== WHAT THE TASK REQUIRES ==
Copy each line below that includes "года".

== PROVIDED DATA ==
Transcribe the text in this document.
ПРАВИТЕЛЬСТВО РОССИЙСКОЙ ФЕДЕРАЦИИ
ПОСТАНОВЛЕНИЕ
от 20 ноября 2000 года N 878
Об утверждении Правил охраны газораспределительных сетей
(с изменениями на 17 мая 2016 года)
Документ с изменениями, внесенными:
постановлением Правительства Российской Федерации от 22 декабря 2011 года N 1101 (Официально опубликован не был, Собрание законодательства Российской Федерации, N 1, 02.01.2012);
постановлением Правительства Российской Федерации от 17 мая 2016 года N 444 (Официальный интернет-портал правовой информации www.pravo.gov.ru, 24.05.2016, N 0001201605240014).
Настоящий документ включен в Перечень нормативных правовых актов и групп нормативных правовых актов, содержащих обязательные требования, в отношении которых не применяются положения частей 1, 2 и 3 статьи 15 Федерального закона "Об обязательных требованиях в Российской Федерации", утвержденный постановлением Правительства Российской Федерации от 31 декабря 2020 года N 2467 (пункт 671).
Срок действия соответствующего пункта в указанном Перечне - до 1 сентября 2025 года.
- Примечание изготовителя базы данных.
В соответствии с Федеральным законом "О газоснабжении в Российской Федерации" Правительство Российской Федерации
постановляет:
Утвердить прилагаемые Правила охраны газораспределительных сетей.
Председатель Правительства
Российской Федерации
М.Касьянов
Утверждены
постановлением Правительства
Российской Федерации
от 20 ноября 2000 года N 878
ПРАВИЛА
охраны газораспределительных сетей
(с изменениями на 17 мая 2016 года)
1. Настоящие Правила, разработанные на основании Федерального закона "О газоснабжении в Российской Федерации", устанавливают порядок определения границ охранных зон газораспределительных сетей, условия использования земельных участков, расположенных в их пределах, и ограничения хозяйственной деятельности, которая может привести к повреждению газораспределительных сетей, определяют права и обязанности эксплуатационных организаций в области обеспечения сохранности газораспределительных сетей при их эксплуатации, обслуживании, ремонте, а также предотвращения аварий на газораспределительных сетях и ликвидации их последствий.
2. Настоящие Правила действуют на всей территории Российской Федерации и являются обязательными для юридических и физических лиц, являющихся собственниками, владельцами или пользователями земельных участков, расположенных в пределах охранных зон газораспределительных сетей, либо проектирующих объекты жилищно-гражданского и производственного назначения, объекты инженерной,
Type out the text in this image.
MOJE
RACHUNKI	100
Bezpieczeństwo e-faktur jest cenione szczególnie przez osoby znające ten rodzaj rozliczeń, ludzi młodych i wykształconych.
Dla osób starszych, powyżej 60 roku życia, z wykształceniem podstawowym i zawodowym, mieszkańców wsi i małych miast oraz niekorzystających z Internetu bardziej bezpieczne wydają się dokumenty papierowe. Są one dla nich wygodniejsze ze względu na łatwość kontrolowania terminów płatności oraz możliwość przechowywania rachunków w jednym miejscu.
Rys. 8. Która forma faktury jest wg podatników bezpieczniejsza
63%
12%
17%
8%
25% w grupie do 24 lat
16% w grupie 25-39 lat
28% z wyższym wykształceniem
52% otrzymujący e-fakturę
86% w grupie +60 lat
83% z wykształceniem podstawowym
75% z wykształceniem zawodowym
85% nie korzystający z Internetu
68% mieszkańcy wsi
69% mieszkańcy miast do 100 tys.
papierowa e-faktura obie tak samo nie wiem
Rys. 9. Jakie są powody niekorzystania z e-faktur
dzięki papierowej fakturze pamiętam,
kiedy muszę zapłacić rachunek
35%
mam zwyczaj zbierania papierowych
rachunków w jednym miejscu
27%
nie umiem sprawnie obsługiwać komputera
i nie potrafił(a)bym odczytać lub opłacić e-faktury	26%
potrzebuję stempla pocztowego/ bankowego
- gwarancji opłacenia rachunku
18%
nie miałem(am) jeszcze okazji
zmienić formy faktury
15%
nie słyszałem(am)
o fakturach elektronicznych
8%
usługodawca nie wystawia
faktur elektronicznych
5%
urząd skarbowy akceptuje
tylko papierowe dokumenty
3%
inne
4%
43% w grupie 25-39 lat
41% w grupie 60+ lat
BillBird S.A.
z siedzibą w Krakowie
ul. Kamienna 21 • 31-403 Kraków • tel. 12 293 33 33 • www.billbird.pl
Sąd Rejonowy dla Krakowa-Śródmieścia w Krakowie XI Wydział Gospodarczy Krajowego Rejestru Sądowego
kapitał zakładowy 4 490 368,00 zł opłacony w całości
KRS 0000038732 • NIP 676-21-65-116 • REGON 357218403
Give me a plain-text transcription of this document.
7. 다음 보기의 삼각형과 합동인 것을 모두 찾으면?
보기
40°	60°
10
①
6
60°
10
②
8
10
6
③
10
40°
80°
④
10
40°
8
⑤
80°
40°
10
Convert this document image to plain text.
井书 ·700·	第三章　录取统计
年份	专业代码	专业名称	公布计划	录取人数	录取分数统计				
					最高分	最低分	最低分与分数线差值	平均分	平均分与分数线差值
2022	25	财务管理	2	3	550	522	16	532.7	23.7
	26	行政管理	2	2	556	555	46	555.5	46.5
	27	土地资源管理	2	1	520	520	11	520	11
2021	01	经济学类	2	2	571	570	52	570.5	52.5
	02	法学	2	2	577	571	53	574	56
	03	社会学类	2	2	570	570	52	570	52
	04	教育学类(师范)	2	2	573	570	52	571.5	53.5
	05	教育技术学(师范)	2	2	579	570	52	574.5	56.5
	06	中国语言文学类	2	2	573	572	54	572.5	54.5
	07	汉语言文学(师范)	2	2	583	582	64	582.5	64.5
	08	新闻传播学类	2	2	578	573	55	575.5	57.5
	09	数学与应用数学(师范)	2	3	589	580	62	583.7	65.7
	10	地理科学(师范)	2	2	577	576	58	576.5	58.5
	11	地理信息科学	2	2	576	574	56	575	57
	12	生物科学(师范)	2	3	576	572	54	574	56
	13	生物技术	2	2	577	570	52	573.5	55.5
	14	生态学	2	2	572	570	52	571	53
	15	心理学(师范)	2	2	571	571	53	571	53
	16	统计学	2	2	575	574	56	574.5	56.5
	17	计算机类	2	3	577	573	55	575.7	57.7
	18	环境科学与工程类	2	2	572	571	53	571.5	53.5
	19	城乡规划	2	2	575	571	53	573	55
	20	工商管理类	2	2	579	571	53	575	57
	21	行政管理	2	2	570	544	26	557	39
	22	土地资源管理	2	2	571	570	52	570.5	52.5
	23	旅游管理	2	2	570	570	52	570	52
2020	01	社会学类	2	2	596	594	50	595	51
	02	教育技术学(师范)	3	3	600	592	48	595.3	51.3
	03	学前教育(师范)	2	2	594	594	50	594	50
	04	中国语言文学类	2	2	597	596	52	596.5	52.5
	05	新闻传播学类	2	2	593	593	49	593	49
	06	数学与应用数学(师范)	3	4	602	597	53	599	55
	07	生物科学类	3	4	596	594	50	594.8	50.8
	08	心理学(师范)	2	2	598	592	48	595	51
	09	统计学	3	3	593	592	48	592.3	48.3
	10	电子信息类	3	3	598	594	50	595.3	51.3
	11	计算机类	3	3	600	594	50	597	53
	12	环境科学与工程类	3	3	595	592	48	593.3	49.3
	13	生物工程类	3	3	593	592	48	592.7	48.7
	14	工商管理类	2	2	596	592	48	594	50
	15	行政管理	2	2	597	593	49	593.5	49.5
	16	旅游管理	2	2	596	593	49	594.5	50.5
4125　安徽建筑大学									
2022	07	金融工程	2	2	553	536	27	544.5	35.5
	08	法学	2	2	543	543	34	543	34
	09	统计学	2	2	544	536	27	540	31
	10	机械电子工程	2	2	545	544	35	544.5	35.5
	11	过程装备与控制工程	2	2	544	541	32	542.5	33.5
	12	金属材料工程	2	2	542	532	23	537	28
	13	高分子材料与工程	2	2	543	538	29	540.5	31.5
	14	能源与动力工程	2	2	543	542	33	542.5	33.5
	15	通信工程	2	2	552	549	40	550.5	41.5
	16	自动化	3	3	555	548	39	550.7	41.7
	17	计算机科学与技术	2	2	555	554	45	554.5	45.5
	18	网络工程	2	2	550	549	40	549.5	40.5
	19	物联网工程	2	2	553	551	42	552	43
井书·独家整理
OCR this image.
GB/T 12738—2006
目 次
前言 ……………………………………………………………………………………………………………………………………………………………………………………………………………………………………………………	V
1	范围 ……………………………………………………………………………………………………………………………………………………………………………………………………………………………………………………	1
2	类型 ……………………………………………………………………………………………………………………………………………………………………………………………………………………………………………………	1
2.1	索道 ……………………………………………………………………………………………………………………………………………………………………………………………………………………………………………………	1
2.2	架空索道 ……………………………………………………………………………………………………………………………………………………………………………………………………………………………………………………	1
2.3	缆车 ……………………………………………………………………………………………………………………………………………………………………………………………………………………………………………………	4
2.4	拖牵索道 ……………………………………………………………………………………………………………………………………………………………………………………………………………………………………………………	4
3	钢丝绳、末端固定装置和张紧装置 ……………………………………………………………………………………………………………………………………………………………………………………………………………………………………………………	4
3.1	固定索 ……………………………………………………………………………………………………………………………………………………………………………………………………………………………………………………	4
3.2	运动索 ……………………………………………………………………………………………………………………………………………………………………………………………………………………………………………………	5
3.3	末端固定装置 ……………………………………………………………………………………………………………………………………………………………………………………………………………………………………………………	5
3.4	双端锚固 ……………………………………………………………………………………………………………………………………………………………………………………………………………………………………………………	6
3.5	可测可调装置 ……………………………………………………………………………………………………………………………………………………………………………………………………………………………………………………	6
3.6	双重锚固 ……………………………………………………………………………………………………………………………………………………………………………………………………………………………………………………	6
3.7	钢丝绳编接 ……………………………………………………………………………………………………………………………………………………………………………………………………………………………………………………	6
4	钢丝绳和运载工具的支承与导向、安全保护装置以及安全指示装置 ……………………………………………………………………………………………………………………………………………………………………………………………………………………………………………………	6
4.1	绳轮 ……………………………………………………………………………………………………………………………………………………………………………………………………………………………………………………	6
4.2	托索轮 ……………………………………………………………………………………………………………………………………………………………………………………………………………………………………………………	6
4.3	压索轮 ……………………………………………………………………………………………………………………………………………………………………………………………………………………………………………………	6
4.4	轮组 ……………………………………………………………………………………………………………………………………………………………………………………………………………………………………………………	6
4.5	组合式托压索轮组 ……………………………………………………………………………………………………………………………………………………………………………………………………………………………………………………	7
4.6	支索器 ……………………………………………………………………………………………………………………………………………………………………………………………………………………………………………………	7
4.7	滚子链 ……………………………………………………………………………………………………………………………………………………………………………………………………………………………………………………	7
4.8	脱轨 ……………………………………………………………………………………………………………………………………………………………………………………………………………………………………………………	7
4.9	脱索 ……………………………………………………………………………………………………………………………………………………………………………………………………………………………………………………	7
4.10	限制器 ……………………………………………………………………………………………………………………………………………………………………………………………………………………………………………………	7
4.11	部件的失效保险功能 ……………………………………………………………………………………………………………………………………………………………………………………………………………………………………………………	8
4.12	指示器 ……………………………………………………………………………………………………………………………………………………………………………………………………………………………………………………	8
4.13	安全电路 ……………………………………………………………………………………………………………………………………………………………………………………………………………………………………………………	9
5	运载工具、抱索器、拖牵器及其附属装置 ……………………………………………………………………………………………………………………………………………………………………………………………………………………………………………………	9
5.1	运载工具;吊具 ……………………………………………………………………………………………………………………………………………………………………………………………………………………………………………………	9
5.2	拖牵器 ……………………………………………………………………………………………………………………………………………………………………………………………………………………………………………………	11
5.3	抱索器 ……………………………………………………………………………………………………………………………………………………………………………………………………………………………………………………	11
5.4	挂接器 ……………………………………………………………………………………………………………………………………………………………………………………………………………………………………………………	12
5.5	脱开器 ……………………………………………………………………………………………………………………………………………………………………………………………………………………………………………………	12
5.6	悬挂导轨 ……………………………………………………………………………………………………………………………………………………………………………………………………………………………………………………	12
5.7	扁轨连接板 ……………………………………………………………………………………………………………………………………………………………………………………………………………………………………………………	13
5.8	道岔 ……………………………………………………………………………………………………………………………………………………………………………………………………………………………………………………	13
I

== THE REPLY ==
от 20 ноября 2000 года N 878
(с изменениями на 17 мая 2016 года)
постановлением Правительства Российской Федерации от 22 декабря 2011 года N 1101 (Официально опубликован не был, Собрание законодательства Российской Федерации, N 1, 02.01.2012);
постановлением Правительства Российской Федерации от 17 мая 2016 года N 444 (Официальный интернет-портал правовой информации www.pravo.gov.ru, 24.05.2016, N 0001201605240014).
Настоящий документ включен в Перечень нормативных правовых актов и групп нормативных правовых актов, содержащих обязательные требования, в отношении которых не применяются положения частей 1, 2 и 3 статьи 15 Федерального закона "Об обязательных требованиях в Российской Федерации", утвержденный постановлением Правительства Российской Федерации от 31 декабря 2020 года N 2467 (пункт 671).
Срок действия соответствующего пункта в указанном Перечне - до 1 сентября 2025 года.
от 20 ноября 2000 года N 878
(с изменениями на 17 мая 2016 года)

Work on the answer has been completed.